WHAT NEEDS TO BE DONE. Spot each line in the data below containing "this" and copy it.

========

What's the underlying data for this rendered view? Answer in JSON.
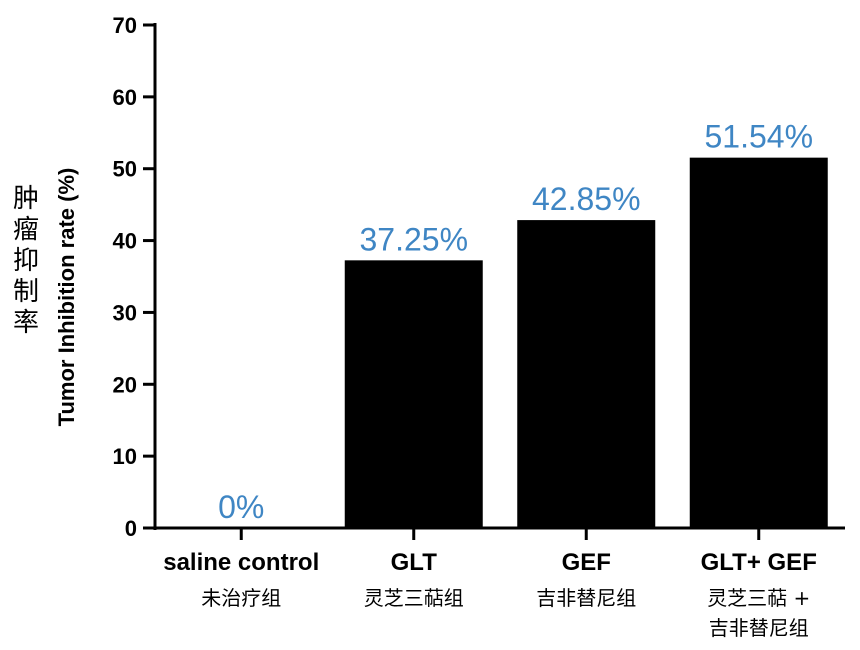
{
  "chart_data": {
    "type": "bar",
    "categories": [
      {
        "en": "saline control",
        "zh": [
          "未治疗组"
        ]
      },
      {
        "en": "GLT",
        "zh": [
          "灵芝三萜组"
        ]
      },
      {
        "en": "GEF",
        "zh": [
          "吉非替尼组"
        ]
      },
      {
        "en": "GLT+ GEF",
        "zh": [
          "灵芝三萜 +",
          "吉非替尼组"
        ]
      }
    ],
    "values": [
      0,
      37.25,
      42.85,
      51.54
    ],
    "value_labels": [
      "0%",
      "37.25%",
      "42.85%",
      "51.54%"
    ],
    "ylabel": "Tumor Inhibition rate (%)",
    "ylabel_zh": [
      "肿",
      "瘤",
      "抑",
      "制",
      "率"
    ],
    "ylim": [
      0,
      70
    ],
    "yticks": [
      0,
      10,
      20,
      30,
      40,
      50,
      60,
      70
    ],
    "grid": false,
    "colors": {
      "bar": "#000000",
      "value_label": "#3f86c4",
      "axis": "#000000"
    }
  }
}
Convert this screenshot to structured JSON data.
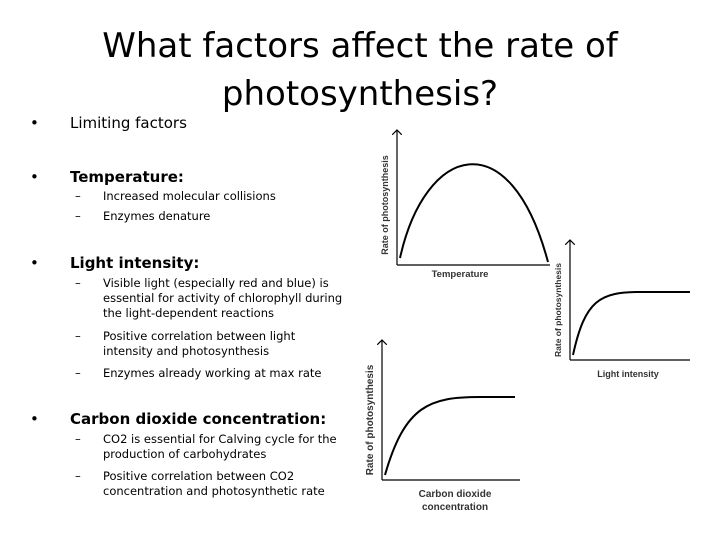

========

ANSWER AREA.
What's the underlying data for this rendered view? Answer in JSON.
Convert this screenshot to structured JSON data.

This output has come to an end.